▶ [PROBLEM]: Every line below must be reproduced exactly. Copy them all.

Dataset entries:

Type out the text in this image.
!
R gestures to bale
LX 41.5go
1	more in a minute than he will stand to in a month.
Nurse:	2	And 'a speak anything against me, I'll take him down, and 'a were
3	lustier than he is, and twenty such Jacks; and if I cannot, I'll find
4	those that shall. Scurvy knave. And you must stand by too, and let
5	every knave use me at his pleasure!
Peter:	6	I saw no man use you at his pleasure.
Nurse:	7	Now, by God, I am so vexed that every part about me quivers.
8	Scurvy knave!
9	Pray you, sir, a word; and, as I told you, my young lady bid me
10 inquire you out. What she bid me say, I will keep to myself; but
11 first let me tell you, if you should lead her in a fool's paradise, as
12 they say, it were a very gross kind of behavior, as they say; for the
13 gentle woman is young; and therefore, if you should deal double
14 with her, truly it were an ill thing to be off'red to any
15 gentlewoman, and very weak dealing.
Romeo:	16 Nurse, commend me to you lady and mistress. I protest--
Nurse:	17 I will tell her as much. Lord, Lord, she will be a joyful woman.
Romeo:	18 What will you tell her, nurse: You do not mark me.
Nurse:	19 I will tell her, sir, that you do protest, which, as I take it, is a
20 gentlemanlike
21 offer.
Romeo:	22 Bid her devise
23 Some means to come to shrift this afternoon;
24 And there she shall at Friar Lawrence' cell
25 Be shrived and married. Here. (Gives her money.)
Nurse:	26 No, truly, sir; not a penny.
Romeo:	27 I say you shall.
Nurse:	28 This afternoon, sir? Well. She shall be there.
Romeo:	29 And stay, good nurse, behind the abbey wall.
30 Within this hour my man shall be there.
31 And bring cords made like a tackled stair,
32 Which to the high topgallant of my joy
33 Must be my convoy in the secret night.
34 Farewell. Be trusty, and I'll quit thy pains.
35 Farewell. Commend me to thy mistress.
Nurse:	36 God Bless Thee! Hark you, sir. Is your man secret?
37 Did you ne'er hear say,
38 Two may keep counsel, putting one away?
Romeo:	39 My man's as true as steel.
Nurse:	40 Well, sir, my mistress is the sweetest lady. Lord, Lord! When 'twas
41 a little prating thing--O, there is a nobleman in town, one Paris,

▶ [COMPLETE OUTPUT]:
Type out the text in this image.
!
R gestures to bale
LX 41.5go
1	more in a minute than he will stand to in a month.
Nurse:	2	And 'a speak anything against me, I'll take him down, and 'a were
3	lustier than he is, and twenty such Jacks; and if I cannot, I'll find
4	those that shall. Scurvy knave. And you must stand by too, and let
5	every knave use me at his pleasure!
Peter:	6	I saw no man use you at his pleasure.
Nurse:	7	Now, by God, I am so vexed that every part about me quivers.
8	Scurvy knave!
9	Pray you, sir, a word; and, as I told you, my young lady bid me
10 inquire you out. What she bid me say, I will keep to myself; but
11 first let me tell you, if you should lead her in a fool's paradise, as
12 they say, it were a very gross kind of behavior, as they say; for the
13 gentle woman is young; and therefore, if you should deal double
14 with her, truly it were an ill thing to be off'red to any
15 gentlewoman, and very weak dealing.
Romeo:	16 Nurse, commend me to you lady and mistress. I protest--
Nurse:	17 I will tell her as much. Lord, Lord, she will be a joyful woman.
Romeo:	18 What will you tell her, nurse: You do not mark me.
Nurse:	19 I will tell her, sir, that you do protest, which, as I take it, is a
20 gentlemanlike
21 offer.
Romeo:	22 Bid her devise
23 Some means to come to shrift this afternoon;
24 And there she shall at Friar Lawrence' cell
25 Be shrived and married. Here. (Gives her money.)
Nurse:	26 No, truly, sir; not a penny.
Romeo:	27 I say you shall.
Nurse:	28 This afternoon, sir? Well. She shall be there.
Romeo:	29 And stay, good nurse, behind the abbey wall.
30 Within this hour my man shall be there.
31 And bring cords made like a tackled stair,
32 Which to the high topgallant of my joy
33 Must be my convoy in the secret night.
34 Farewell. Be trusty, and I'll quit thy pains.
35 Farewell. Commend me to thy mistress.
Nurse:	36 God Bless Thee! Hark you, sir. Is your man secret?
37 Did you ne'er hear say,
38 Two may keep counsel, putting one away?
Romeo:	39 My man's as true as steel.
Nurse:	40 Well, sir, my mistress is the sweetest lady. Lord, Lord! When 'twas
41 a little prating thing--O, there is a nobleman in town, one Paris,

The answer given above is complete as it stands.